### [Exercise requirements]
Identify the lines that contain the word "适用主题", then copy them.

Dataset excerpt

━━━━━━

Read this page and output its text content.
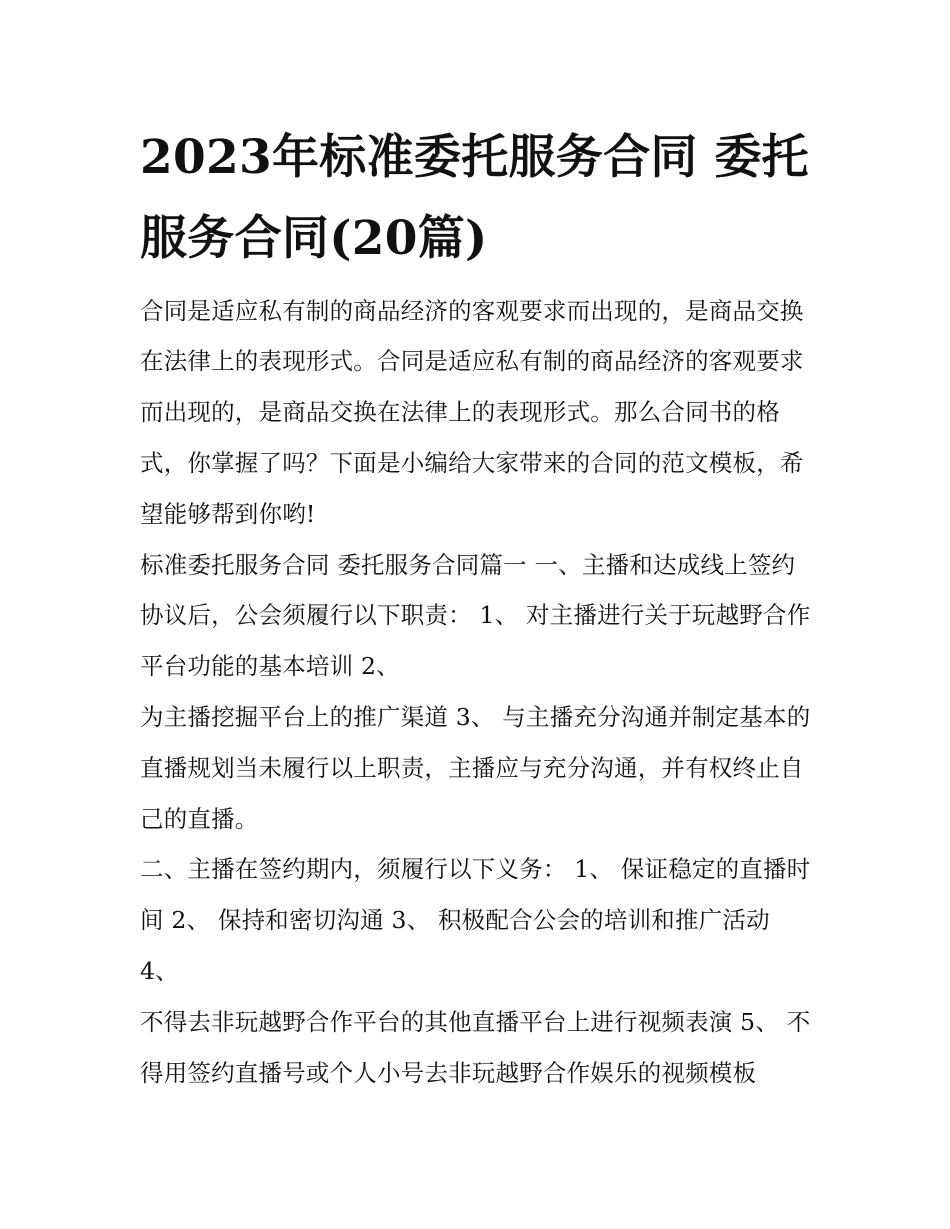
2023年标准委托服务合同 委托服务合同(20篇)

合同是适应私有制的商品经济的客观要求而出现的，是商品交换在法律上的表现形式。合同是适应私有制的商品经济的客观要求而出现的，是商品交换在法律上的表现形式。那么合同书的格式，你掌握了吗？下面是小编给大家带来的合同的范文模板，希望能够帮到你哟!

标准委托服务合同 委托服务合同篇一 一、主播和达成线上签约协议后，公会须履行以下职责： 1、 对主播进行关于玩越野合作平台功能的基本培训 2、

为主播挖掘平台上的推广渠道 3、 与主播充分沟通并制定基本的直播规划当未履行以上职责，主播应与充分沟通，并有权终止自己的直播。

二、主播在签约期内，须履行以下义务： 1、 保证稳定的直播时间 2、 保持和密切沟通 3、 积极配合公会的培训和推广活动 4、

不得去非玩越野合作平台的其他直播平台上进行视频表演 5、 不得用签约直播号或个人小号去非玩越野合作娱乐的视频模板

━━━━━━

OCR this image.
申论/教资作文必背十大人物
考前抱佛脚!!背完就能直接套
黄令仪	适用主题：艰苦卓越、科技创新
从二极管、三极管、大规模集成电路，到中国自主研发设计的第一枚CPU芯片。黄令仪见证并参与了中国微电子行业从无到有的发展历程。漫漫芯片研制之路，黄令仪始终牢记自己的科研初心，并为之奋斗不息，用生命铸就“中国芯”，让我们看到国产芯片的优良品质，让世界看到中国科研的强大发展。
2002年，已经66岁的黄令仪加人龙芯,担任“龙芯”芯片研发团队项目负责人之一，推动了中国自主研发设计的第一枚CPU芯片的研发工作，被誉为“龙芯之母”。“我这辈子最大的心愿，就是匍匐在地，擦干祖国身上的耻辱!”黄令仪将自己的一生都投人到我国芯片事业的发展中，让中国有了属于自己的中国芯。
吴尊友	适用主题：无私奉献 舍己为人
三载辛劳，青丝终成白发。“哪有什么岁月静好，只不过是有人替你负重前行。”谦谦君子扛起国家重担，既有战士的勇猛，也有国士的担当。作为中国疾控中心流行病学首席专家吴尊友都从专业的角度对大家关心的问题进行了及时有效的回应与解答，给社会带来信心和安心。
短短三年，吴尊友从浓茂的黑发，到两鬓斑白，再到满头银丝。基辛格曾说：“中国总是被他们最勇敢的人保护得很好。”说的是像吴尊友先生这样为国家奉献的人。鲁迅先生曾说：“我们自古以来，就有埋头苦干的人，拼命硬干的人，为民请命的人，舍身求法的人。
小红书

━━━━━━

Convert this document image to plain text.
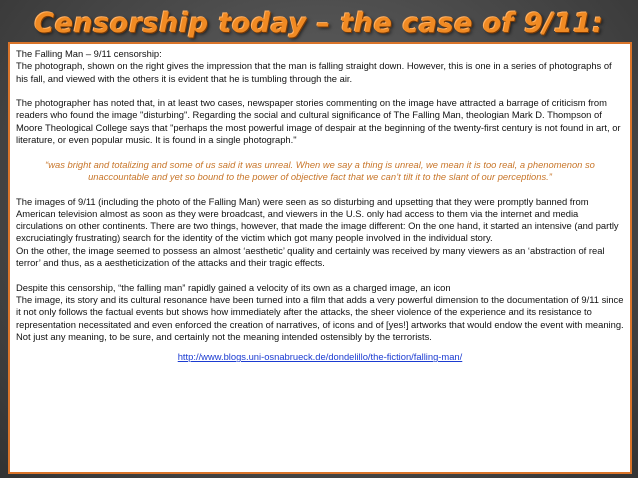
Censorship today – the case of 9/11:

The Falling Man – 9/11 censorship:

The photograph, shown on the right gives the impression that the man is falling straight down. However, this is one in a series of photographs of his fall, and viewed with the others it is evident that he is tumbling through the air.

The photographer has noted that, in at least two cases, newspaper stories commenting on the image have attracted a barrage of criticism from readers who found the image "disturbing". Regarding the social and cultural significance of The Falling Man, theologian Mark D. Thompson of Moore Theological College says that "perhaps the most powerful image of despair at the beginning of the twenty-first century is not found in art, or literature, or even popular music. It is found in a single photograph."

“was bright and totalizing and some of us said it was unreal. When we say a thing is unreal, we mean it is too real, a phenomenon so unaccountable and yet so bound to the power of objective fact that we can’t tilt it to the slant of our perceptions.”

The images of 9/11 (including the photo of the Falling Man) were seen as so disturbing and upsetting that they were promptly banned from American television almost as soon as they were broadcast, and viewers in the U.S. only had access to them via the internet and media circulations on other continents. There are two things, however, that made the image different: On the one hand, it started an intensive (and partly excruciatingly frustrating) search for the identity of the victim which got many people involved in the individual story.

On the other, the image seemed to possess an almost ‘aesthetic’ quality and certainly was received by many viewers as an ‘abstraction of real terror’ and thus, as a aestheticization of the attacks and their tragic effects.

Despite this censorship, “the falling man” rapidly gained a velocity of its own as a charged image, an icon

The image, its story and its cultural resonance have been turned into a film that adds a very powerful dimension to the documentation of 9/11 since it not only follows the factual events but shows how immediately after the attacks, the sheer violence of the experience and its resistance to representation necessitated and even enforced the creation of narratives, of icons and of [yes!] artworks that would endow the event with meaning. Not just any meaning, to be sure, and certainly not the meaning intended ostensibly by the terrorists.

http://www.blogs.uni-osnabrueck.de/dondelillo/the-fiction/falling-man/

━━━━━━

### [Response for this exercise]
黄令仪	适用主题：艰苦卓越、科技创新
吴尊友	适用主题：无私奉献 舍己为人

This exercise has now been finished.